> WHAT IS EXPECTED
Could you extract every entry below and reproduce it exactly?

> MATERIALS PROVIDED
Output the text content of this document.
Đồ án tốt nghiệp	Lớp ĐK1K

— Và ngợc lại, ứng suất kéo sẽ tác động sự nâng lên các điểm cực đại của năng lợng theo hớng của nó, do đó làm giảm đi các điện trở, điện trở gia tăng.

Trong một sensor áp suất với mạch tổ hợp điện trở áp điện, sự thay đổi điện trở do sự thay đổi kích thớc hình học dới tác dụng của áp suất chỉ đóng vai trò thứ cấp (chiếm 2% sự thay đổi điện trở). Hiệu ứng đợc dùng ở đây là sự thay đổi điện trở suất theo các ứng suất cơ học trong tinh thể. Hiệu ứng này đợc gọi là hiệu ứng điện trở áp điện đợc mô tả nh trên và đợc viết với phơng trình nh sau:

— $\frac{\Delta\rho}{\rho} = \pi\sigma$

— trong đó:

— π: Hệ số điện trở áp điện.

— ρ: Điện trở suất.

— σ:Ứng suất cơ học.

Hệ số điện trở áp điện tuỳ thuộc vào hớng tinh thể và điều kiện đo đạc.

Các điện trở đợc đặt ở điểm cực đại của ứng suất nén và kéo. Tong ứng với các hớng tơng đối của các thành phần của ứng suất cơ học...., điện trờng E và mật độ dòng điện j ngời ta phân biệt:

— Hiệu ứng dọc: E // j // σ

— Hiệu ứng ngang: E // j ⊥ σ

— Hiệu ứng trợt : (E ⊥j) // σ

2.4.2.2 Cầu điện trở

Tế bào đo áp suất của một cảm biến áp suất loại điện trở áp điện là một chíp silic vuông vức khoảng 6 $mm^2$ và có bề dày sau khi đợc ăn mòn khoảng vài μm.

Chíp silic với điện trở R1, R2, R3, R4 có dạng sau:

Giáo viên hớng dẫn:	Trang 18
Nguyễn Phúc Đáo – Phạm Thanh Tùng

> RESPONSE FOR THIS EXERCISE
Output the text content of this document.
Đồ án tốt nghiệp	Lớp ĐK1K

— Và ngợc lại, ứng suất kéo sẽ tác động sự nâng lên các điểm cực đại của năng lợng theo hớng của nó, do đó làm giảm đi các điện trở, điện trở gia tăng.

Trong một sensor áp suất với mạch tổ hợp điện trở áp điện, sự thay đổi điện trở do sự thay đổi kích thớc hình học dới tác dụng của áp suất chỉ đóng vai trò thứ cấp (chiếm 2% sự thay đổi điện trở). Hiệu ứng đợc dùng ở đây là sự thay đổi điện trở suất theo các ứng suất cơ học trong tinh thể. Hiệu ứng này đợc gọi là hiệu ứng điện trở áp điện đợc mô tả nh trên và đợc viết với phơng trình nh sau:

— $\frac{\Delta\rho}{\rho} = \pi\sigma$

— trong đó:

— π: Hệ số điện trở áp điện.

— ρ: Điện trở suất.

— σ:Ứng suất cơ học.

Hệ số điện trở áp điện tuỳ thuộc vào hớng tinh thể và điều kiện đo đạc.

Các điện trở đợc đặt ở điểm cực đại của ứng suất nén và kéo. Tong ứng với các hớng tơng đối của các thành phần của ứng suất cơ học...., điện trờng E và mật độ dòng điện j ngời ta phân biệt:

— Hiệu ứng dọc: E // j // σ

— Hiệu ứng ngang: E // j ⊥ σ

— Hiệu ứng trợt : (E ⊥j) // σ

2.4.2.2 Cầu điện trở

Tế bào đo áp suất của một cảm biến áp suất loại điện trở áp điện là một chíp silic vuông vức khoảng 6 $mm^2$ và có bề dày sau khi đợc ăn mòn khoảng vài μm.

Chíp silic với điện trở R1, R2, R3, R4 có dạng sau:

Giáo viên hớng dẫn:	Trang 18
Nguyễn Phúc Đáo – Phạm Thanh Tùng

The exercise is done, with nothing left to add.